-- Instructions to follow --
Show each line from the listing that includes the word "Reading".

[Structured figure records]
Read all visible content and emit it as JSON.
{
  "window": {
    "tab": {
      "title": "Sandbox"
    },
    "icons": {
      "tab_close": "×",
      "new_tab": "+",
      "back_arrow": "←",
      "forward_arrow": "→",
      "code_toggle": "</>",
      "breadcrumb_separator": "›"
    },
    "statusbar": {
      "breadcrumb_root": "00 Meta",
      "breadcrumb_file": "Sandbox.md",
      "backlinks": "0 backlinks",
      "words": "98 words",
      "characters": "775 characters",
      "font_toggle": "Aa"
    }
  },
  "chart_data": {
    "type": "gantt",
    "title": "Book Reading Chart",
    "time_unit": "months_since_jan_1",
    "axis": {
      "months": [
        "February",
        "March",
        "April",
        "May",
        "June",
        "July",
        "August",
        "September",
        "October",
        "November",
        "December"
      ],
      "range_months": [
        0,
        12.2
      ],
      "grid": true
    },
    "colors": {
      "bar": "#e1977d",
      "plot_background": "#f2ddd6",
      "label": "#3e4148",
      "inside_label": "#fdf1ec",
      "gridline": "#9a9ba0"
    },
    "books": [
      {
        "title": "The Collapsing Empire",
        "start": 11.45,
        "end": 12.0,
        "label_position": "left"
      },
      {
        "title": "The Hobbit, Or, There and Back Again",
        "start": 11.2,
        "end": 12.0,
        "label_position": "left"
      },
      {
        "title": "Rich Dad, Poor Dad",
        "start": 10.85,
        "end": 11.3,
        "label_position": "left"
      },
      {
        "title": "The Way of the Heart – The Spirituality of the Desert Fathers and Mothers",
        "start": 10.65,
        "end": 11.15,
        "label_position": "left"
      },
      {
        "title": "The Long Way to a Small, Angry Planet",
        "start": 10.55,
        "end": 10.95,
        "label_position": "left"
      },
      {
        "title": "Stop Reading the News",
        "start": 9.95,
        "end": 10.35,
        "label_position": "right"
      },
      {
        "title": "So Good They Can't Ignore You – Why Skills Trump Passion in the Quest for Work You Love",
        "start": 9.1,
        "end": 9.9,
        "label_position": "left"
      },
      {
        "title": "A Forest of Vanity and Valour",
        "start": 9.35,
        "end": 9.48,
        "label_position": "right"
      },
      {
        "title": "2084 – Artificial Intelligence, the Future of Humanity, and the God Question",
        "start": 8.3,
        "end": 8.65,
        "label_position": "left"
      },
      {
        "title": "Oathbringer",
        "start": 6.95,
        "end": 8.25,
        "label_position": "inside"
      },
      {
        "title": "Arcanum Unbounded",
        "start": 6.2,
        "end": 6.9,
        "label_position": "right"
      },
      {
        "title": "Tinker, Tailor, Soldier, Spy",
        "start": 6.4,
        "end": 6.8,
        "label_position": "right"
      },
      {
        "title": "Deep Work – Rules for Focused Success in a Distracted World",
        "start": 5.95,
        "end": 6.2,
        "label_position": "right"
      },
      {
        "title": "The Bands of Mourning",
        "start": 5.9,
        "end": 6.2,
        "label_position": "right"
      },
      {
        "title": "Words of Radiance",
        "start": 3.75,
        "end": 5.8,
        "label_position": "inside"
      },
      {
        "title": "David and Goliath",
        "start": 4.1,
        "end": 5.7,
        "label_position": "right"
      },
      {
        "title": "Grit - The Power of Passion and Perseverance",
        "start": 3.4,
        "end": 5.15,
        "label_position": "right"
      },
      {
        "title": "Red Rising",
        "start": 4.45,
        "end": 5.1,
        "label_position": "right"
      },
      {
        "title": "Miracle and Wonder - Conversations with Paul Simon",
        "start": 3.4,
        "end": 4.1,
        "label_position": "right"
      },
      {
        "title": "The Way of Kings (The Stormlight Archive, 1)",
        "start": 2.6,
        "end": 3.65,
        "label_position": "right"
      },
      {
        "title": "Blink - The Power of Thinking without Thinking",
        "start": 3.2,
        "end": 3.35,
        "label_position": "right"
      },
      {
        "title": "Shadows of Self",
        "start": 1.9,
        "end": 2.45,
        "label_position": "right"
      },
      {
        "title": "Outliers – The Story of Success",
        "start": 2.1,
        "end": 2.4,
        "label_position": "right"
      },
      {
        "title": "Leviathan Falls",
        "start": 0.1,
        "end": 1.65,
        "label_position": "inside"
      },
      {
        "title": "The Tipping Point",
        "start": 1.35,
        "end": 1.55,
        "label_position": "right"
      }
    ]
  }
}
---
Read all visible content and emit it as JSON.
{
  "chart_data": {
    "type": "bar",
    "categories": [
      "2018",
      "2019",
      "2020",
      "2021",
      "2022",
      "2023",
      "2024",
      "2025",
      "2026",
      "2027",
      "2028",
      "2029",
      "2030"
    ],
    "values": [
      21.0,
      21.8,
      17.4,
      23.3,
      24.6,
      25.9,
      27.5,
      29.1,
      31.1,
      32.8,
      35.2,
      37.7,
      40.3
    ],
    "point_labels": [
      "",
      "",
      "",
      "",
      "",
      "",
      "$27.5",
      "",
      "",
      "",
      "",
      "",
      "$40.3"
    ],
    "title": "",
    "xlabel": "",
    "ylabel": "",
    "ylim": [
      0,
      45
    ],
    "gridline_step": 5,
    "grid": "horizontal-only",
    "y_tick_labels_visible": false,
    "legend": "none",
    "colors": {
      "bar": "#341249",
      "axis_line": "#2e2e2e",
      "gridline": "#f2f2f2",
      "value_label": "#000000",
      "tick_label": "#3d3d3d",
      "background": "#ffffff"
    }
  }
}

-- Solution for this task --
    "title": "Book Reading Chart",
        "title": "Stop Reading the News",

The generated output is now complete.